The exercise
Give every line below again, exactly.

* START *

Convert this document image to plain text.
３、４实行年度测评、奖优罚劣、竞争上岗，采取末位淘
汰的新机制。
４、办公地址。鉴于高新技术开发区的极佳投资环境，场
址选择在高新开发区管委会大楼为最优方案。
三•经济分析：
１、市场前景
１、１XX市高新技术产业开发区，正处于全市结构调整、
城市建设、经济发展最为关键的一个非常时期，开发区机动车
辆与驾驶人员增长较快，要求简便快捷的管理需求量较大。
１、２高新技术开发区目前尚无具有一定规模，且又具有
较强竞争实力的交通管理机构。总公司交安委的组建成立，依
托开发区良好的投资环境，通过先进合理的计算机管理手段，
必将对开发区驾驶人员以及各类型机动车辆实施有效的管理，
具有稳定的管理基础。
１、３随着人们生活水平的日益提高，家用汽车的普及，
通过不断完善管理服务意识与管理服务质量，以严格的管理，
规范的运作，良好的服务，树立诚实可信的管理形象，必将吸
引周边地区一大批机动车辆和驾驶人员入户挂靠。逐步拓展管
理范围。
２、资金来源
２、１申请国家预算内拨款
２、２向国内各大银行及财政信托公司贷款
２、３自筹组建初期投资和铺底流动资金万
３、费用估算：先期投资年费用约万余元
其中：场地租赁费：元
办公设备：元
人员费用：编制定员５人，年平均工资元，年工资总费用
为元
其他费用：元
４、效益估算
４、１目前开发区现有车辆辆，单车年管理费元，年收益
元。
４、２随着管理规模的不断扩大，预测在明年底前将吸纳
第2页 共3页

* END *

Exercise answer
Convert this document image to plain text.
３、４实行年度测评、奖优罚劣、竞争上岗，采取末位淘
汰的新机制。
４、办公地址。鉴于高新技术开发区的极佳投资环境，场
址选择在高新开发区管委会大楼为最优方案。
三•经济分析：
１、市场前景
１、１XX市高新技术产业开发区，正处于全市结构调整、
城市建设、经济发展最为关键的一个非常时期，开发区机动车
辆与驾驶人员增长较快，要求简便快捷的管理需求量较大。
１、２高新技术开发区目前尚无具有一定规模，且又具有
较强竞争实力的交通管理机构。总公司交安委的组建成立，依
托开发区良好的投资环境，通过先进合理的计算机管理手段，
必将对开发区驾驶人员以及各类型机动车辆实施有效的管理，
具有稳定的管理基础。
１、３随着人们生活水平的日益提高，家用汽车的普及，
通过不断完善管理服务意识与管理服务质量，以严格的管理，
规范的运作，良好的服务，树立诚实可信的管理形象，必将吸
引周边地区一大批机动车辆和驾驶人员入户挂靠。逐步拓展管
理范围。
２、资金来源
２、１申请国家预算内拨款
２、２向国内各大银行及财政信托公司贷款
２、３自筹组建初期投资和铺底流动资金万
３、费用估算：先期投资年费用约万余元
其中：场地租赁费：元
办公设备：元
人员费用：编制定员５人，年平均工资元，年工资总费用
为元
其他费用：元
４、效益估算
４、１目前开发区现有车辆辆，单车年管理费元，年收益
元。
４、２随着管理规模的不断扩大，预测在明年底前将吸纳
第2页 共3页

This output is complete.